Source excerpt →
Bombay High Court
Gopal S/O Ramchandra Abewal And ... vs The State Of Maharashtra, Police ... on 30 November, 2007
Equivalent citations: 2008(110)BOM.L.R.26
Author: V.R. Kingaonkar
Bench: V.R. Kingaonkar
JUDGMENT V.R. Kingaonkar, J.
Page 0028
1. This is an application filed Under Section 482 of the Cr.P.C. for quashing of F.I.R. lodged by Respondent No. 3 on 24.4.2007 at Sadarbazar Police Station, Jalna for offences Under Sections 420, 468, 504, 506 read with Section 34 of the I.P.C.
2. For amplification of understanding the nature of dispute, a brief resume of facts may be taken. The dispute relates to an open plot bearing CTS No. 4076, admeasuring 9277 Sq.ft. According to the Respondent No. 3, who lodged the F.I.R., he agreed to purchase the said open plot for consideration of Rs. 50,00,000/-. He paid earnest amount of Rs. 51,000/-to the owners Nandkishor Jaiswal and others. He was inducted in possession thereof. About a month prior to lodging of the F.I.R. he came to know that the applicant Nos. l and 2 have fabricated a false document styled as "Taba Isar Pawati" dated 30.3.1999 which was purportedly executed by original owner Lalchand Bhurelal Yadav. They were abusing and were giving threats to him. They were trying to disturb his possession by erecting a hut in the open plot. Consequently, he urged to carry out investigation in regard to forgery of the document, offence of cheating and that of criminal intimidation.
3. The Police registered an offence and started the investigation. It appears that the Police recorded some of the statements including that of said Lalchand Yadav.

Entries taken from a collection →

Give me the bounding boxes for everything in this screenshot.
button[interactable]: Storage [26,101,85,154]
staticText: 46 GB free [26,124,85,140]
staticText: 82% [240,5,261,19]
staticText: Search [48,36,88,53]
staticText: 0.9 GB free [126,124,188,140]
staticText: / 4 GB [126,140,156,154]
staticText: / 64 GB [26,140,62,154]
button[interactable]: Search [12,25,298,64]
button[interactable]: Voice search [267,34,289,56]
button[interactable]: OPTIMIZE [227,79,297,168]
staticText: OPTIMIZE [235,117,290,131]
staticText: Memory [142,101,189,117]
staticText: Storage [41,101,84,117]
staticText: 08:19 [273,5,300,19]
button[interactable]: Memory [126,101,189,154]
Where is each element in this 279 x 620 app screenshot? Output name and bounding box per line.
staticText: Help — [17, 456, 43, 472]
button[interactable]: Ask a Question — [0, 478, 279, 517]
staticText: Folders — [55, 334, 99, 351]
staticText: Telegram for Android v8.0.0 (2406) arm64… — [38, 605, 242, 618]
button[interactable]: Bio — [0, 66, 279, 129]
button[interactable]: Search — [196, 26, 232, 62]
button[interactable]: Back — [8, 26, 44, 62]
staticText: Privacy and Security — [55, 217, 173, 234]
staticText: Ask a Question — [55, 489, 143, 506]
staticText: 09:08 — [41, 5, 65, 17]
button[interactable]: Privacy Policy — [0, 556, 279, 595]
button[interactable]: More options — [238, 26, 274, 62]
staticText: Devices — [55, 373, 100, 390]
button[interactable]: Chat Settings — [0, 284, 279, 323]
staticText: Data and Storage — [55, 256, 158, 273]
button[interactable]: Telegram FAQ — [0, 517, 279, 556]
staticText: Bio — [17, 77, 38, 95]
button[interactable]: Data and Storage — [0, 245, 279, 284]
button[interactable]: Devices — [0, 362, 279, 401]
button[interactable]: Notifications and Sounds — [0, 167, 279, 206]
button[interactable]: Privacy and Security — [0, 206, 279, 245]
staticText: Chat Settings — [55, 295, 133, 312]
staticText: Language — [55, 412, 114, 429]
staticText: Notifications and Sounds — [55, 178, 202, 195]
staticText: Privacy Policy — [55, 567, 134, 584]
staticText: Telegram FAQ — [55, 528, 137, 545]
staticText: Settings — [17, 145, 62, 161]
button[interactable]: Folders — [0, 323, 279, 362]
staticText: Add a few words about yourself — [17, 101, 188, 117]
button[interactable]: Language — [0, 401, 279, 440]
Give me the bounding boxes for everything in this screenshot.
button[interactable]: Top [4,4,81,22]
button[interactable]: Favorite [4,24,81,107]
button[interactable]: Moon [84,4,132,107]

Exercise tasks →
(a) Using the judgment excerpt, decide whether each statement agrees with it. (i) The F.I.R. was lodged at Sadarbazar Police Station, Jalna. (ii) Respondent No. 3 agreed to buy the open plot for Rs. 51,000/-. (iii) The open plot measures 9277 Sq.ft. Answer yes or no for each and quote the deciding words.
(b) Rewrite the judgment excerpt from "Bombay High Court" to "of the I.P.C.", putting "First Information Report" in place of "F.I.R.".
(c) Write the next part of the judgment excerpt, picking up after its final sentence.

Results of the tasks →
(a)
(i) Yes: "lodged by Respondent No. 3 on 24.4.2007 at Sadarbazar Police Station, Jalna"
(ii) No: "he agreed to purchase the said open plot for consideration of Rs. 50,00,000/-"
(iii) Yes: "admeasuring 9277 Sq.ft."

(b)
Bombay High Court
Gopal S/O Ramchandra Abewal And ... vs The State Of Maharashtra, Police ... on 30 November, 2007
Equivalent citations: 2008(110)BOM.L.R.26
Author: V.R. Kingaonkar
Bench: V.R. Kingaonkar
JUDGMENT V.R. Kingaonkar, J.
Page 0028
1. This is an application filed Under Section 482 of the Cr.P.C. for quashing of First Information Report lodged by Respondent No. 3 on 24.4.2007 at Sadarbazar Police Station, Jalna for offences Under Sections 420, 468, 504, 506 read with Section 34 of the I.P.C.

(c)
Page 0029
4. The applicants would submit that on the basis of the agreement of sale dated 30.3.1999, which was purportedly executed by said Lalchand in favour of applicant No. l, she filed a civil suit (Special Civil Suit No. 99/2006) in the Court of Civil Judge (S.D.), Jalna for relief of specific performance and injunction. The injunction was sought not only against said Lalchand but also adjoining property owners by name Deepak Kundanlal Rathi and Shivratan Rathi as well as the applicant No. l. The Civil Court granted temporary injunction in favour of applicant No. 2 in the said suit. The civil litigation is still pending before the competent Court.
5. According to the applicants, false complaint is lodged by the Respondent No. 3 in respect of the agreement of sale (Taba Isar Pawati). They alleged that the F.I.R.is without any foundation and, therefore, is liable to be quashed. They further alleged that investigation into the F.I.R. and eventually any prosecution is likely to cause unnecessary harassment to them. That would amount to abuse of process of law. Consequently, they urged to quash the F.I.R. and consequent investigation.
6. The Respondent No. 3 has filed counter affidavit alleging that he is in actual possession of the open plot bearing CTS No. 4076 over which the applicants are trying to make an illegal claim. It is submitted by the Respondent No. 3 that the complaint is truth bearing and the applicants are trying to misuse a totally fabricated and false document. It is contended that signature of said Lalchand is forged and the so-called agreement of sale, relied upon by applicant No. 2 in her Special Civil Suit No. 99/2006, is outcome of fraud and conspiracy between the applicants inter se. It is asserted that the Criminal Law is set in motion with bonafide intention to protect the rights available to the Respondent No. 3 and to bring on surface the forgery committed by the applicants in relation to the so-called agreement of sale dated 30.3.1999.
7. Heard Mrs. Kalpalata Patil Bharaswadkar, learned advocate for the applicants, Mr.Umakant Patil, learned A.P.P. for the State and Mr.A.S.Bajaj, learned advocate for Respondent No. 3.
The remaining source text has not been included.